Challenge: Print the entries below in their entirety, exactly as they are written.

### Input rows ###

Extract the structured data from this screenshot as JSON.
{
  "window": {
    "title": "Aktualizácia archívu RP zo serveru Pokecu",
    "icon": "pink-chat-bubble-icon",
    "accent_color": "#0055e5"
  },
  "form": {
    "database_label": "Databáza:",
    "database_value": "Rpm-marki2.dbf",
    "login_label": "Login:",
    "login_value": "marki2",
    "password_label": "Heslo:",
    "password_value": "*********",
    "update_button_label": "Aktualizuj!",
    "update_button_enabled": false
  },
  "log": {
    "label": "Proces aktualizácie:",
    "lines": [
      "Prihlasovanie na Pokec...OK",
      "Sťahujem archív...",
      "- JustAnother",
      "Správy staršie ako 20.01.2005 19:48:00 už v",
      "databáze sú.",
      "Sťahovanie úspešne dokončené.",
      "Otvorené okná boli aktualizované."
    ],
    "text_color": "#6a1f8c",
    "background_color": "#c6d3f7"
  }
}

###

Written answer:
Extract the structured data from this screenshot as JSON.
{
  "window": {
    "title": "Aktualizácia archívu RP zo serveru Pokecu",
    "icon": "pink-chat-bubble-icon",
    "accent_color": "#0055e5"
  },
  "form": {
    "database_label": "Databáza:",
    "database_value": "Rpm-marki2.dbf",
    "login_label": "Login:",
    "login_value": "marki2",
    "password_label": "Heslo:",
    "password_value": "*********",
    "update_button_label": "Aktualizuj!",
    "update_button_enabled": false
  },
  "log": {
    "label": "Proces aktualizácie:",
    "lines": [
      "Prihlasovanie na Pokec...OK",
      "Sťahujem archív...",
      "- JustAnother",
      "Správy staršie ako 20.01.2005 19:48:00 už v",
      "databáze sú.",
      "Sťahovanie úspešne dokončené.",
      "Otvorené okná boli aktualizované."
    ],
    "text_color": "#6a1f8c",
    "background_color": "#c6d3f7"
  }
}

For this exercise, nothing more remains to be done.